Pull each line holding the word "below" from the data.

#### ENTRIES PROVIDED

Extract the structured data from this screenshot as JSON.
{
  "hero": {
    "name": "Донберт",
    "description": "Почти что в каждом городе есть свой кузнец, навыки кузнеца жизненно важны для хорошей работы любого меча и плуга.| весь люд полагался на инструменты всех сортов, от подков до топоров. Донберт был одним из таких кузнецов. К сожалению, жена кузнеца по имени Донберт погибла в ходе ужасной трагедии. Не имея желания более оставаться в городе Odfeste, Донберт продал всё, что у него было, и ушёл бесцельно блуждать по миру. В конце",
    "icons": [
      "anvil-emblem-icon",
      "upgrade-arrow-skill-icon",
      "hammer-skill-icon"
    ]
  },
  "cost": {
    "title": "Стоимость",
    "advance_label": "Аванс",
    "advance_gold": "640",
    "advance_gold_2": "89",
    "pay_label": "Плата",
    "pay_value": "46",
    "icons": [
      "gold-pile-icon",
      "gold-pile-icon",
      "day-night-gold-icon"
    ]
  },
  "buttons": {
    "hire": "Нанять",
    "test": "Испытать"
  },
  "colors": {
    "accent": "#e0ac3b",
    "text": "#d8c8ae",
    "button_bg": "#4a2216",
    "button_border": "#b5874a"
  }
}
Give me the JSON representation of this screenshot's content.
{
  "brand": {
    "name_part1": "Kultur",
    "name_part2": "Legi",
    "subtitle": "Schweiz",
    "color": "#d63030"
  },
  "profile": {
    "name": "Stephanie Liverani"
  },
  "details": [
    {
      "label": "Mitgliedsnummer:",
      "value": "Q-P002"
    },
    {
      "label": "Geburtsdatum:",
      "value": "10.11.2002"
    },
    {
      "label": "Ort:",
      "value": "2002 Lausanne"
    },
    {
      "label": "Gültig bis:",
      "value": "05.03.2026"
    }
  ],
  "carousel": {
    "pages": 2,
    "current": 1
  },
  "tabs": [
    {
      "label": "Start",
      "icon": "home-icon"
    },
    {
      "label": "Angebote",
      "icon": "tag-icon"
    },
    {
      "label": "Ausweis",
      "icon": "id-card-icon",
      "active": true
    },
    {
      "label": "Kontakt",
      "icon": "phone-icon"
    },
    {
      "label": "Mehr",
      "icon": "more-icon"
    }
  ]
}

########
#### ENTRIES PROVIDED

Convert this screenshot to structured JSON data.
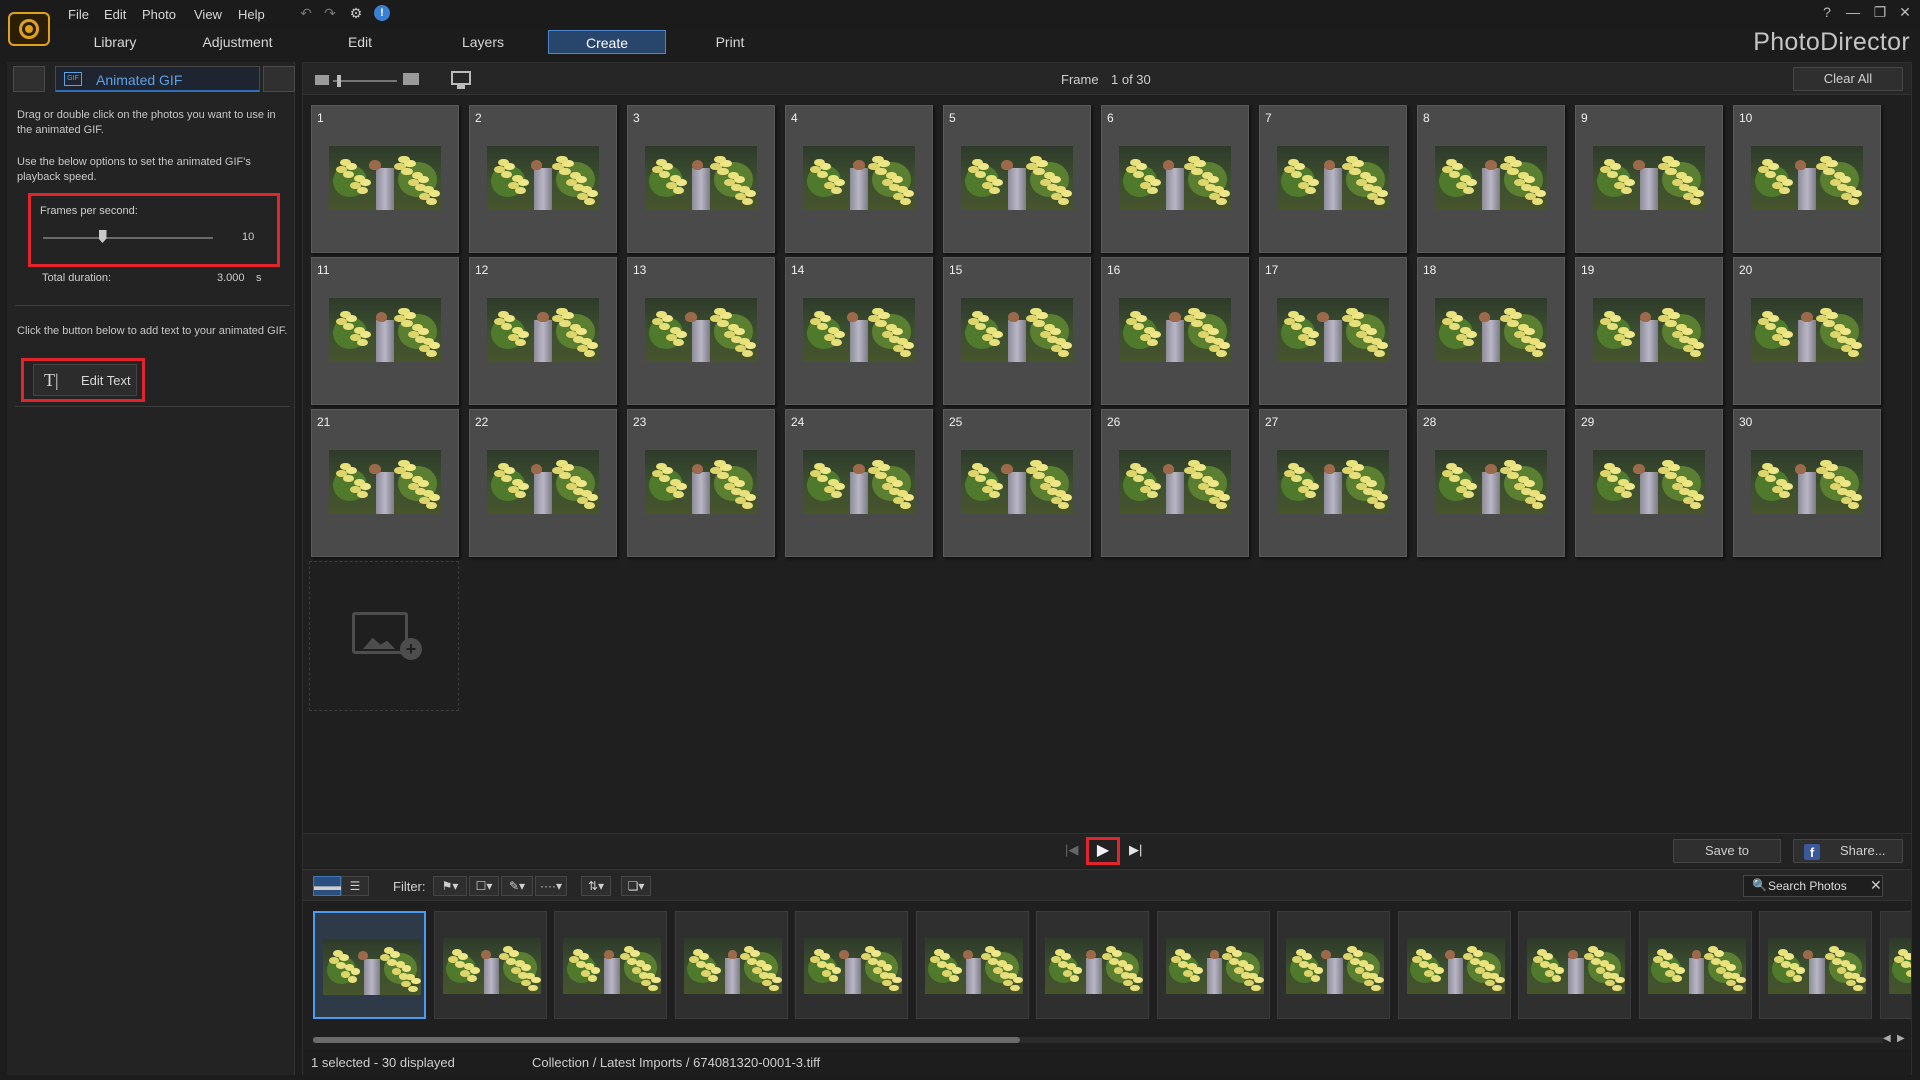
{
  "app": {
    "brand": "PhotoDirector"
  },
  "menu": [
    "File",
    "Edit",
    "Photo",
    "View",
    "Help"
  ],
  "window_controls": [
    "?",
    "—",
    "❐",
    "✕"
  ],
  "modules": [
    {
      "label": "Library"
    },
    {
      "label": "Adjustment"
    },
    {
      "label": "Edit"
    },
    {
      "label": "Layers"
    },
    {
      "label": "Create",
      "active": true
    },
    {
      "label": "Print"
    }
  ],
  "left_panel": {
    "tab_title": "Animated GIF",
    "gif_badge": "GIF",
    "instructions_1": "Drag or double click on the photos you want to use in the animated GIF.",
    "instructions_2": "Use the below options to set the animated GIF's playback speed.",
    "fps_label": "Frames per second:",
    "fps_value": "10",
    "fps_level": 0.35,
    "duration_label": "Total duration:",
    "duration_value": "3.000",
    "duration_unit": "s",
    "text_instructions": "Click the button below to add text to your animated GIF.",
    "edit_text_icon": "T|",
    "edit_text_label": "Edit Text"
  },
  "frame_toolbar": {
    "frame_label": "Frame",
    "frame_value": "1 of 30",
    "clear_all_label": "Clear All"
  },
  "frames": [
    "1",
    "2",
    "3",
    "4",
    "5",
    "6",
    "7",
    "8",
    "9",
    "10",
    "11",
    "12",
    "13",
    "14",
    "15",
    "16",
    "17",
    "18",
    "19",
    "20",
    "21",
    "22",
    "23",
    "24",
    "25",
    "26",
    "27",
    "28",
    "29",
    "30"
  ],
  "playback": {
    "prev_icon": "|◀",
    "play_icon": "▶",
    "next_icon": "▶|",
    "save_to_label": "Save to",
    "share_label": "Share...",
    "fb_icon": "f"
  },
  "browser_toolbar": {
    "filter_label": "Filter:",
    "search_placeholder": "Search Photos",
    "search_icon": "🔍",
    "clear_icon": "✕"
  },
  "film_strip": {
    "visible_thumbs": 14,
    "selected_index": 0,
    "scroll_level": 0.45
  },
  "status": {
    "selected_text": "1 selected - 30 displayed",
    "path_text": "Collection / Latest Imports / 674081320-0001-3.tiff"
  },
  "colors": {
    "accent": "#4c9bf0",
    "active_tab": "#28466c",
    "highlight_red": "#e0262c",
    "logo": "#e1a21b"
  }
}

########
#### ENTRIES PROVIDED

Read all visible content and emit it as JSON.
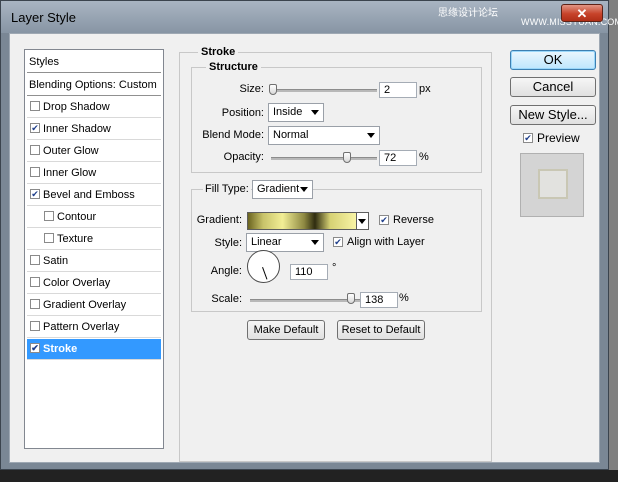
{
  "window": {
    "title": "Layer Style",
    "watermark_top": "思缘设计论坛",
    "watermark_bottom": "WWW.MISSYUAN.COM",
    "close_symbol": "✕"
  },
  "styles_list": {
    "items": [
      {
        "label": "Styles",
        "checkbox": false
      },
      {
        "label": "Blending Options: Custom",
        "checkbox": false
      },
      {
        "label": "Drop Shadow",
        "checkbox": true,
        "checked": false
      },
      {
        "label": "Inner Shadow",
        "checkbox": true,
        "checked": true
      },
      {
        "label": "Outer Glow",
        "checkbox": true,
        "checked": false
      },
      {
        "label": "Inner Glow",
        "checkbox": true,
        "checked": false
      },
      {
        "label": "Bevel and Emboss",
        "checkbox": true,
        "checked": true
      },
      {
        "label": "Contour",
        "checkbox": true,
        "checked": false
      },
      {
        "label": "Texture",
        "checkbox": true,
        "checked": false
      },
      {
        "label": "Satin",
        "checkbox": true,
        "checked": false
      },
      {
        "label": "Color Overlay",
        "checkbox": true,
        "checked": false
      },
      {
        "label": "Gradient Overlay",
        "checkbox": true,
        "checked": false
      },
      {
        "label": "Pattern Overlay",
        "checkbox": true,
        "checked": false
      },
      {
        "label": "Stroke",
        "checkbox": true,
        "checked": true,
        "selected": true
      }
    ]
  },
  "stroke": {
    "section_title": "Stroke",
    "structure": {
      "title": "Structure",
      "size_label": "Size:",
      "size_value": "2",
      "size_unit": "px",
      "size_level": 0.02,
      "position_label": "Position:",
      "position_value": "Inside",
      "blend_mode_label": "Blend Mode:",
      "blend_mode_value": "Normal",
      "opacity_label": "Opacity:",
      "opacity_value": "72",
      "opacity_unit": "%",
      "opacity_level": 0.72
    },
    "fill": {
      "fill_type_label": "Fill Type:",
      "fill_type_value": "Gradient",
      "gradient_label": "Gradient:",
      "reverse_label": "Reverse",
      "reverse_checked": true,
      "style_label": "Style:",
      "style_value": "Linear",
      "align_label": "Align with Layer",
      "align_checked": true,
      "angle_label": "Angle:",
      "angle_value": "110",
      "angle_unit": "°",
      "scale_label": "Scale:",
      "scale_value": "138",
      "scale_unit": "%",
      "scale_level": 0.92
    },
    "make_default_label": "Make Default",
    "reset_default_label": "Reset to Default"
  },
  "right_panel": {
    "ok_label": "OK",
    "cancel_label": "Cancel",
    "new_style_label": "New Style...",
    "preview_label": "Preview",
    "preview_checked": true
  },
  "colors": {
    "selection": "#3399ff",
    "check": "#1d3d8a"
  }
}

########

> **TASK ANSWER**
    "instructions_2": "Use the below options to set the animated GIF's playback speed.",
    "text_instructions": "Click the button below to add text to your animated GIF.",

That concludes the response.